THE EXERCISE:
The answer is one number: how many lines in the data below hold "marker".

RECORDS SHOWN:
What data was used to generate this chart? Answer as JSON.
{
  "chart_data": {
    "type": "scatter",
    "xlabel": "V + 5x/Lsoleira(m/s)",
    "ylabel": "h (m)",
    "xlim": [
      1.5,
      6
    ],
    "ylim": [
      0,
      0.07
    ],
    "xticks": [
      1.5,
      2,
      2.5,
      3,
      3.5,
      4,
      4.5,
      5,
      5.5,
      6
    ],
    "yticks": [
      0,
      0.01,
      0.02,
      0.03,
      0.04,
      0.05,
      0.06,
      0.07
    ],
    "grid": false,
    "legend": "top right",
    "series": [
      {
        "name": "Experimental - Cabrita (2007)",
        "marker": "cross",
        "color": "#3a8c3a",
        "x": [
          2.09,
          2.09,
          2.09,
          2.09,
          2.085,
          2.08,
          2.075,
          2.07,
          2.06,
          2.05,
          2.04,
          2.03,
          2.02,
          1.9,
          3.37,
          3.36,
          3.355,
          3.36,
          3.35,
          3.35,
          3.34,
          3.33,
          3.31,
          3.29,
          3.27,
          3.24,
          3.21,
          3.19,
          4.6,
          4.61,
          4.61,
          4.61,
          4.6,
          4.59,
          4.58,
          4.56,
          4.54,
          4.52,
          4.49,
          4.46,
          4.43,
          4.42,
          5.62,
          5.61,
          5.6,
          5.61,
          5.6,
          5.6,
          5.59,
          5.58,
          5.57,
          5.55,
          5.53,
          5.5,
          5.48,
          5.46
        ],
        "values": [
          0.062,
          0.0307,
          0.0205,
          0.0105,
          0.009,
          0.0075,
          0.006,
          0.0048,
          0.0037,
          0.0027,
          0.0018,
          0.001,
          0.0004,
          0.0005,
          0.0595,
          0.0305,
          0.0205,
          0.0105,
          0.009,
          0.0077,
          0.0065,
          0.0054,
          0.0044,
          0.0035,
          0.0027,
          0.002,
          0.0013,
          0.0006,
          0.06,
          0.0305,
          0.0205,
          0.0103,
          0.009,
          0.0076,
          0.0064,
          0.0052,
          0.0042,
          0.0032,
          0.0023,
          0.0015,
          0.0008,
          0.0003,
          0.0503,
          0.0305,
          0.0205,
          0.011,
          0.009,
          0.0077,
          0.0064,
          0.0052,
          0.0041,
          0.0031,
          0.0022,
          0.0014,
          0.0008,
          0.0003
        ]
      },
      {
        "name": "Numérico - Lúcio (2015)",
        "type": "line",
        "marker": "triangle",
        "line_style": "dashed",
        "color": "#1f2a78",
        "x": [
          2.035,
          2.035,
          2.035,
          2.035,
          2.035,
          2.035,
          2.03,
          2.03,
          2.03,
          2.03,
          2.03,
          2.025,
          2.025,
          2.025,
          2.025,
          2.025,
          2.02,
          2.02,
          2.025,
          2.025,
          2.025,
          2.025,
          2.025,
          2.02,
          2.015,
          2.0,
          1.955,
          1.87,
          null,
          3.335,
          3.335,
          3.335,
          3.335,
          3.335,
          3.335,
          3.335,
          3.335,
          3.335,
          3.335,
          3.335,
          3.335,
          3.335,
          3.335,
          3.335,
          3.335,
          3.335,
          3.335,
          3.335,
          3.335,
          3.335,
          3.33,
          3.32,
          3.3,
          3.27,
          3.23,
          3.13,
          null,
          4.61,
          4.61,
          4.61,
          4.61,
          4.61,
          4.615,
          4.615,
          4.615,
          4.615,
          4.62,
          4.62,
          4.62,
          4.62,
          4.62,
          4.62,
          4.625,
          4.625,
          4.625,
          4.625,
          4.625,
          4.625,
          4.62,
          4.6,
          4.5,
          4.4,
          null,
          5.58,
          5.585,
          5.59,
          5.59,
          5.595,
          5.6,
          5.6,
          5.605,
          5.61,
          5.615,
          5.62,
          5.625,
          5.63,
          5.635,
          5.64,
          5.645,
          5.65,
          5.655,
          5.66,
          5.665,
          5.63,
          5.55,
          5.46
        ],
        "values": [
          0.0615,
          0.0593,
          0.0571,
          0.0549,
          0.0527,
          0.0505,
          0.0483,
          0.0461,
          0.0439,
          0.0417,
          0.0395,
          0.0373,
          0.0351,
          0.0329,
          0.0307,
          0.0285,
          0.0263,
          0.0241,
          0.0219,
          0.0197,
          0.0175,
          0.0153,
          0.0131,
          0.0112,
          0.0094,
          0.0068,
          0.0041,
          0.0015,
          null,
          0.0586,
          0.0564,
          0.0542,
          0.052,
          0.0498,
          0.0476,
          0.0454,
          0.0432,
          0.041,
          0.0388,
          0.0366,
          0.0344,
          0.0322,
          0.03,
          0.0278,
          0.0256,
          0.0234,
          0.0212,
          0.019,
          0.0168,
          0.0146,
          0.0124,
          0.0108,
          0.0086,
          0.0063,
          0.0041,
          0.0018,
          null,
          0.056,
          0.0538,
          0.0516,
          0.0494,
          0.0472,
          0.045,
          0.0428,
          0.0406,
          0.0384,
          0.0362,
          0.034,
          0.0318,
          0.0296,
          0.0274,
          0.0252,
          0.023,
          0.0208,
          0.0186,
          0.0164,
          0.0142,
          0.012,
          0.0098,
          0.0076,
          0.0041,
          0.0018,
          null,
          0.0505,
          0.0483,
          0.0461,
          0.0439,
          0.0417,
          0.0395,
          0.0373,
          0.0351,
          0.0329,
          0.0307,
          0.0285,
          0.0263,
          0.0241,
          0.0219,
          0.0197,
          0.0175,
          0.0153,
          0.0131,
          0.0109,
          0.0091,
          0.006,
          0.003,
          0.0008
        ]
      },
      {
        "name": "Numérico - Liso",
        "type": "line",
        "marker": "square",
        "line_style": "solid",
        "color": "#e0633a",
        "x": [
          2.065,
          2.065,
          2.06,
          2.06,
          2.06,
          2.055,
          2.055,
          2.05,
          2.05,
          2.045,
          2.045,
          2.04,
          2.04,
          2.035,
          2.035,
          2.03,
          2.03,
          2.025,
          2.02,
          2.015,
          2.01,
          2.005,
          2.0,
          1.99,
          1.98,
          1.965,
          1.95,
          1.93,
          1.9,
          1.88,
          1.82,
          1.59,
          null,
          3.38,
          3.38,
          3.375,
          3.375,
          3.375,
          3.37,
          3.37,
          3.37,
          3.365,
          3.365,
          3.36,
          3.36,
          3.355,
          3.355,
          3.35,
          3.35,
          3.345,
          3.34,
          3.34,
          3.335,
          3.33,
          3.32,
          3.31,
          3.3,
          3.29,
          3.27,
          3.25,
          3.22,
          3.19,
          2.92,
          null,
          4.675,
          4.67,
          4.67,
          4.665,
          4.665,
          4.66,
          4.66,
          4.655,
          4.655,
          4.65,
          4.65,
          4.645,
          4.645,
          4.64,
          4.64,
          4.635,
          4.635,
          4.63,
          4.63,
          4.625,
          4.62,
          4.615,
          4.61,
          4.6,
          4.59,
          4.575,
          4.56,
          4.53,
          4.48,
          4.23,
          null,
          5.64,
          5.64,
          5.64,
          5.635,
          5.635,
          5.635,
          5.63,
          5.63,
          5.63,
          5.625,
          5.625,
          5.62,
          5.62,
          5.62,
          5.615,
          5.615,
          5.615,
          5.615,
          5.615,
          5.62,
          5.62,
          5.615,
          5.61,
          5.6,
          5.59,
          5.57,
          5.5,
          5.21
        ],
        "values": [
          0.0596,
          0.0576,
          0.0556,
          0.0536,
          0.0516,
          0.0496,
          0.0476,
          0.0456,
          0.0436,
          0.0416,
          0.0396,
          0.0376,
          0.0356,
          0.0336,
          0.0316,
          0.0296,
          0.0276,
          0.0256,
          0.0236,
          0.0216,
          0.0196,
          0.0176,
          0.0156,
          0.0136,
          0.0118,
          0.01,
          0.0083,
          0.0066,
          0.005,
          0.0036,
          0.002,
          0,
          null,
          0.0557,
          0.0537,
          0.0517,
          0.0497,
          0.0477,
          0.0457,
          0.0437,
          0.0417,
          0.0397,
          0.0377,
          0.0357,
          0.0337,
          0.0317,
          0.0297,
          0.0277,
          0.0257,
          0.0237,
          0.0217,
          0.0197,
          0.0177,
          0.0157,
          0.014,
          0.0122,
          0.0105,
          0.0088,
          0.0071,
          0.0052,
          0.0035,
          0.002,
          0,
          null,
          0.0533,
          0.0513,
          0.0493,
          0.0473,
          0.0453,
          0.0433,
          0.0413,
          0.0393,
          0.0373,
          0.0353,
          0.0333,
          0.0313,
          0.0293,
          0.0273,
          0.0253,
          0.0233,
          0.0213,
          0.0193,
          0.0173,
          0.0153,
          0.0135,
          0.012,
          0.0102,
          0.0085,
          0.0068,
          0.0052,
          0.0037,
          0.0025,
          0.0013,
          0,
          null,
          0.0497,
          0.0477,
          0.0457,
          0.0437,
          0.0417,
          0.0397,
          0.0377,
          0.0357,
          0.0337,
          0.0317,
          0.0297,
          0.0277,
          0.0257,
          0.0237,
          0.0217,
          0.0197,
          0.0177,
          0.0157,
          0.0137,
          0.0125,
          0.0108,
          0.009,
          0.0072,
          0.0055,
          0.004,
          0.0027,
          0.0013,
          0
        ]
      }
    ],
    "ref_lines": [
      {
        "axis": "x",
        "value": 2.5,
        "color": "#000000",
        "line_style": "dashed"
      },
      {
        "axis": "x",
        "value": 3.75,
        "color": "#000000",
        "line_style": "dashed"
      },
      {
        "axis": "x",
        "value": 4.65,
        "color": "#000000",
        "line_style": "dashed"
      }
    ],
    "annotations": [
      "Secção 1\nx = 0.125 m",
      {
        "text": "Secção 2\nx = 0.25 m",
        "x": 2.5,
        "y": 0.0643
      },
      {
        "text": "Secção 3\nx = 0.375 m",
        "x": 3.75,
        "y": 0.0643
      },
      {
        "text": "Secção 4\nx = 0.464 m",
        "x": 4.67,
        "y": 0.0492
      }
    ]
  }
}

REPLY TO THE TASK:
3